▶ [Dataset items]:
......

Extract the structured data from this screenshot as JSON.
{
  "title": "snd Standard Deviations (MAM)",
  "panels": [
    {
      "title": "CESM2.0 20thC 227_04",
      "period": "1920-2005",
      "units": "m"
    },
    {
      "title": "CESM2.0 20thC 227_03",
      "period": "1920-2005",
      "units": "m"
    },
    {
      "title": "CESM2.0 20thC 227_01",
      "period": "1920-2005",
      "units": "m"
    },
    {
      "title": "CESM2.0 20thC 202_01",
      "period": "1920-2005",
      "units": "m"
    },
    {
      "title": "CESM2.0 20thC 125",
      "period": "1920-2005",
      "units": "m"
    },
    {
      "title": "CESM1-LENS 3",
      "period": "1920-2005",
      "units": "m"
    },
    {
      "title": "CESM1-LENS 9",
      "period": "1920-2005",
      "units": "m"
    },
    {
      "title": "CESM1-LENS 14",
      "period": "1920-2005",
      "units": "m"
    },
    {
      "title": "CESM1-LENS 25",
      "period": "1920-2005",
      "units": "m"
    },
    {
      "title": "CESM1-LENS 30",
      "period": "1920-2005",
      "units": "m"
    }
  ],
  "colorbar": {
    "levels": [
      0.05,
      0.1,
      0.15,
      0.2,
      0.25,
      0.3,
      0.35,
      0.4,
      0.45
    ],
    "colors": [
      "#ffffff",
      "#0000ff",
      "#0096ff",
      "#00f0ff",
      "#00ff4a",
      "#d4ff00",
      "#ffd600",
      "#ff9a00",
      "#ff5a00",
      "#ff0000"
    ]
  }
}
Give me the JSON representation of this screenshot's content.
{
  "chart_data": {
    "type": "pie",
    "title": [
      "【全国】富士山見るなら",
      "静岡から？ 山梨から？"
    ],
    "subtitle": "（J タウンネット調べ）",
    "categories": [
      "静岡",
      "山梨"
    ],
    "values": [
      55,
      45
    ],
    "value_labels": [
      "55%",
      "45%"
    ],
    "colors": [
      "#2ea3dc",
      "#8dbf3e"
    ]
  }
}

......

▶ [Task to carry out]:
Starting at the line that contains "Give me the", write out every line to the end of the entries, exactly as given.

▶ [Written solution]:
Give me the JSON representation of this screenshot's content.
{
  "chart_data": {
    "type": "pie",
    "title": [
      "【全国】富士山見るなら",
      "静岡から？ 山梨から？"
    ],
    "subtitle": "（J タウンネット調べ）",
    "categories": [
      "静岡",
      "山梨"
    ],
    "values": [
      55,
      45
    ],
    "value_labels": [
      "55%",
      "45%"
    ],
    "colors": [
      "#2ea3dc",
      "#8dbf3e"
    ]
  }
}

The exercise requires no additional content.